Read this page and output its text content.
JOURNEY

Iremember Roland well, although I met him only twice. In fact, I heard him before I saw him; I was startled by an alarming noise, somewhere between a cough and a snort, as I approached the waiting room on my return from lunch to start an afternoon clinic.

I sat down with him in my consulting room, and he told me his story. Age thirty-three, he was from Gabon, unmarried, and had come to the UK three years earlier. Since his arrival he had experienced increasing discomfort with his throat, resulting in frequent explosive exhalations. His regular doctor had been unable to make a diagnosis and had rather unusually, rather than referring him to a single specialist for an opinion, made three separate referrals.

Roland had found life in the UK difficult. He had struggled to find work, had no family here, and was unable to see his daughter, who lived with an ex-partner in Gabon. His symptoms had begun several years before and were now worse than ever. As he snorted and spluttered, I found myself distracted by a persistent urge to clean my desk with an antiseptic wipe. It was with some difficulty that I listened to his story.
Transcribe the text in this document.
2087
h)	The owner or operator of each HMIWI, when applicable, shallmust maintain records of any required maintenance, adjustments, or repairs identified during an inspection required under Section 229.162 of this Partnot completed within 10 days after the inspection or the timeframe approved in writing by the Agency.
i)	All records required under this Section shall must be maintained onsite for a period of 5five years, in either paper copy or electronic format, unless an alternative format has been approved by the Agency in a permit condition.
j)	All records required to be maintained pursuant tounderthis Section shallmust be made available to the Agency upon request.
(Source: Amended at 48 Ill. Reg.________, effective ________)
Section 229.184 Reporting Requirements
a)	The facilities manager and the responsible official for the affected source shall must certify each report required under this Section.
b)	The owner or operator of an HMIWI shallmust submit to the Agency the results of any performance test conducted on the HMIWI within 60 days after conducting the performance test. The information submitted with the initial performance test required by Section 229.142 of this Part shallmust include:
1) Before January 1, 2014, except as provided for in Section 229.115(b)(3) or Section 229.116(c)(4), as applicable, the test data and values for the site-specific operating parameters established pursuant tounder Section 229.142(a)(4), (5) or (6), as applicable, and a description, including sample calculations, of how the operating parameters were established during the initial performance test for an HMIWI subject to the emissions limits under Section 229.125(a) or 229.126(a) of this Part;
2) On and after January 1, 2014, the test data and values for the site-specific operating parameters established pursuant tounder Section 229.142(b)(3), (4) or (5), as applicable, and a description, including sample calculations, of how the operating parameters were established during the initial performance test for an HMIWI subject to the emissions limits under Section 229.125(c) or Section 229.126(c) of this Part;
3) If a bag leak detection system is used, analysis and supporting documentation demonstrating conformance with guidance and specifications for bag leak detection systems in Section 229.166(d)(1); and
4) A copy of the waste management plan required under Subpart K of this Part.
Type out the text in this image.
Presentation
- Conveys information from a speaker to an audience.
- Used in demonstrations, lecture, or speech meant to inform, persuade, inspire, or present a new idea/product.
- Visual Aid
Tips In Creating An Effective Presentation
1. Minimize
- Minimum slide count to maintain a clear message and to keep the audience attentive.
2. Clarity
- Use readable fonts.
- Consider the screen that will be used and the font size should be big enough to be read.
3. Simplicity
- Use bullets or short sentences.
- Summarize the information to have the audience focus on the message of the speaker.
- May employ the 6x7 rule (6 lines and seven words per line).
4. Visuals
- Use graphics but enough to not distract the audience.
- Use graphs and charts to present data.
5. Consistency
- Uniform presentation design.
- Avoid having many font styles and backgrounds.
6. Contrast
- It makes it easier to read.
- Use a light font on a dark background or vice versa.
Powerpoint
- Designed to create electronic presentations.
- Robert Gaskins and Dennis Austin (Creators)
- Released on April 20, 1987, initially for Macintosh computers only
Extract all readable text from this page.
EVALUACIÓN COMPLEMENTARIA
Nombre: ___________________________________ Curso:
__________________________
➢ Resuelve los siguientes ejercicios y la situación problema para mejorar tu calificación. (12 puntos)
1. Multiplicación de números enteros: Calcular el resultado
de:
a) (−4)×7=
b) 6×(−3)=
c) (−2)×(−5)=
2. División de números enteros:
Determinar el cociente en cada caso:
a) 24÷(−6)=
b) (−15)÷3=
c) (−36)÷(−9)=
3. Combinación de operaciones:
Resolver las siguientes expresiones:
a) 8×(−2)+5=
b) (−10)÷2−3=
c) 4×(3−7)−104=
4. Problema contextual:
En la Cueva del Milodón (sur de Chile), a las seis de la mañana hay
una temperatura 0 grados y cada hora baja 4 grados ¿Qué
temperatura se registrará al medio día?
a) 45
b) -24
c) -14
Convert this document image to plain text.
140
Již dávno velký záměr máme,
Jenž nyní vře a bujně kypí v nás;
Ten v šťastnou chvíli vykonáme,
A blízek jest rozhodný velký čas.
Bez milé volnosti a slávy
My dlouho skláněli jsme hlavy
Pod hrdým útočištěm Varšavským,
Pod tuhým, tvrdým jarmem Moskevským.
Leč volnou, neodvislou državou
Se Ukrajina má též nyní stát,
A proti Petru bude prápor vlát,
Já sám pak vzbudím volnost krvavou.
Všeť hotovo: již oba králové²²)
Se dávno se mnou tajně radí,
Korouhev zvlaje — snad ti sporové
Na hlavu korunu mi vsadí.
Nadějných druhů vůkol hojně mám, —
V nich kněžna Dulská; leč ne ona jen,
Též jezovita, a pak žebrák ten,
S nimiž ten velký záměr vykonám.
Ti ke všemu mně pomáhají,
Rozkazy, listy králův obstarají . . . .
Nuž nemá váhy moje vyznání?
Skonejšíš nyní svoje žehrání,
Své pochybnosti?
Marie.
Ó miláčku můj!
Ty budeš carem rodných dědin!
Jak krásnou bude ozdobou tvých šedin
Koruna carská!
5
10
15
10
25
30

######

§ **THE TASK**
Return all the data above once more, precisely as given.

§ **FULL ANSWER**
Read this page and output its text content.
JOURNEY

Iremember Roland well, although I met him only twice. In fact, I heard him before I saw him; I was startled by an alarming noise, somewhere between a cough and a snort, as I approached the waiting room on my return from lunch to start an afternoon clinic.

I sat down with him in my consulting room, and he told me his story. Age thirty-three, he was from Gabon, unmarried, and had come to the UK three years earlier. Since his arrival he had experienced increasing discomfort with his throat, resulting in frequent explosive exhalations. His regular doctor had been unable to make a diagnosis and had rather unusually, rather than referring him to a single specialist for an opinion, made three separate referrals.

Roland had found life in the UK difficult. He had struggled to find work, had no family here, and was unable to see his daughter, who lived with an ex-partner in Gabon. His symptoms had begun several years before and were now worse than ever. As he snorted and spluttered, I found myself distracted by a persistent urge to clean my desk with an antiseptic wipe. It was with some difficulty that I listened to his story.
Transcribe the text in this document.
2087
h)	The owner or operator of each HMIWI, when applicable, shallmust maintain records of any required maintenance, adjustments, or repairs identified during an inspection required under Section 229.162 of this Partnot completed within 10 days after the inspection or the timeframe approved in writing by the Agency.
i)	All records required under this Section shall must be maintained onsite for a period of 5five years, in either paper copy or electronic format, unless an alternative format has been approved by the Agency in a permit condition.
j)	All records required to be maintained pursuant tounderthis Section shallmust be made available to the Agency upon request.
(Source: Amended at 48 Ill. Reg.________, effective ________)
Section 229.184 Reporting Requirements
a)	The facilities manager and the responsible official for the affected source shall must certify each report required under this Section.
b)	The owner or operator of an HMIWI shallmust submit to the Agency the results of any performance test conducted on the HMIWI within 60 days after conducting the performance test. The information submitted with the initial performance test required by Section 229.142 of this Part shallmust include:
1) Before January 1, 2014, except as provided for in Section 229.115(b)(3) or Section 229.116(c)(4), as applicable, the test data and values for the site-specific operating parameters established pursuant tounder Section 229.142(a)(4), (5) or (6), as applicable, and a description, including sample calculations, of how the operating parameters were established during the initial performance test for an HMIWI subject to the emissions limits under Section 229.125(a) or 229.126(a) of this Part;
2) On and after January 1, 2014, the test data and values for the site-specific operating parameters established pursuant tounder Section 229.142(b)(3), (4) or (5), as applicable, and a description, including sample calculations, of how the operating parameters were established during the initial performance test for an HMIWI subject to the emissions limits under Section 229.125(c) or Section 229.126(c) of this Part;
3) If a bag leak detection system is used, analysis and supporting documentation demonstrating conformance with guidance and specifications for bag leak detection systems in Section 229.166(d)(1); and
4) A copy of the waste management plan required under Subpart K of this Part.
Type out the text in this image.
Presentation
- Conveys information from a speaker to an audience.
- Used in demonstrations, lecture, or speech meant to inform, persuade, inspire, or present a new idea/product.
- Visual Aid
Tips In Creating An Effective Presentation
1. Minimize
- Minimum slide count to maintain a clear message and to keep the audience attentive.
2. Clarity
- Use readable fonts.
- Consider the screen that will be used and the font size should be big enough to be read.
3. Simplicity
- Use bullets or short sentences.
- Summarize the information to have the audience focus on the message of the speaker.
- May employ the 6x7 rule (6 lines and seven words per line).
4. Visuals
- Use graphics but enough to not distract the audience.
- Use graphs and charts to present data.
5. Consistency
- Uniform presentation design.
- Avoid having many font styles and backgrounds.
6. Contrast
- It makes it easier to read.
- Use a light font on a dark background or vice versa.
Powerpoint
- Designed to create electronic presentations.
- Robert Gaskins and Dennis Austin (Creators)
- Released on April 20, 1987, initially for Macintosh computers only
Extract all readable text from this page.
EVALUACIÓN COMPLEMENTARIA
Nombre: ___________________________________ Curso:
__________________________
➢ Resuelve los siguientes ejercicios y la situación problema para mejorar tu calificación. (12 puntos)
1. Multiplicación de números enteros: Calcular el resultado
de:
a) (−4)×7=
b) 6×(−3)=
c) (−2)×(−5)=
2. División de números enteros:
Determinar el cociente en cada caso:
a) 24÷(−6)=
b) (−15)÷3=
c) (−36)÷(−9)=
3. Combinación de operaciones:
Resolver las siguientes expresiones:
a) 8×(−2)+5=
b) (−10)÷2−3=
c) 4×(3−7)−104=
4. Problema contextual:
En la Cueva del Milodón (sur de Chile), a las seis de la mañana hay
una temperatura 0 grados y cada hora baja 4 grados ¿Qué
temperatura se registrará al medio día?
a) 45
b) -24
c) -14
Convert this document image to plain text.
140
Již dávno velký záměr máme,
Jenž nyní vře a bujně kypí v nás;
Ten v šťastnou chvíli vykonáme,
A blízek jest rozhodný velký čas.
Bez milé volnosti a slávy
My dlouho skláněli jsme hlavy
Pod hrdým útočištěm Varšavským,
Pod tuhým, tvrdým jarmem Moskevským.
Leč volnou, neodvislou državou
Se Ukrajina má též nyní stát,
A proti Petru bude prápor vlát,
Já sám pak vzbudím volnost krvavou.
Všeť hotovo: již oba králové²²)
Se dávno se mnou tajně radí,
Korouhev zvlaje — snad ti sporové
Na hlavu korunu mi vsadí.
Nadějných druhů vůkol hojně mám, —
V nich kněžna Dulská; leč ne ona jen,
Též jezovita, a pak žebrák ten,
S nimiž ten velký záměr vykonám.
Ti ke všemu mně pomáhají,
Rozkazy, listy králův obstarají . . . .
Nuž nemá váhy moje vyznání?
Skonejšíš nyní svoje žehrání,
Své pochybnosti?
Marie.
Ó miláčku můj!
Ty budeš carem rodných dědin!
Jak krásnou bude ozdobou tvých šedin
Koruna carská!
5
10
15
10
25
30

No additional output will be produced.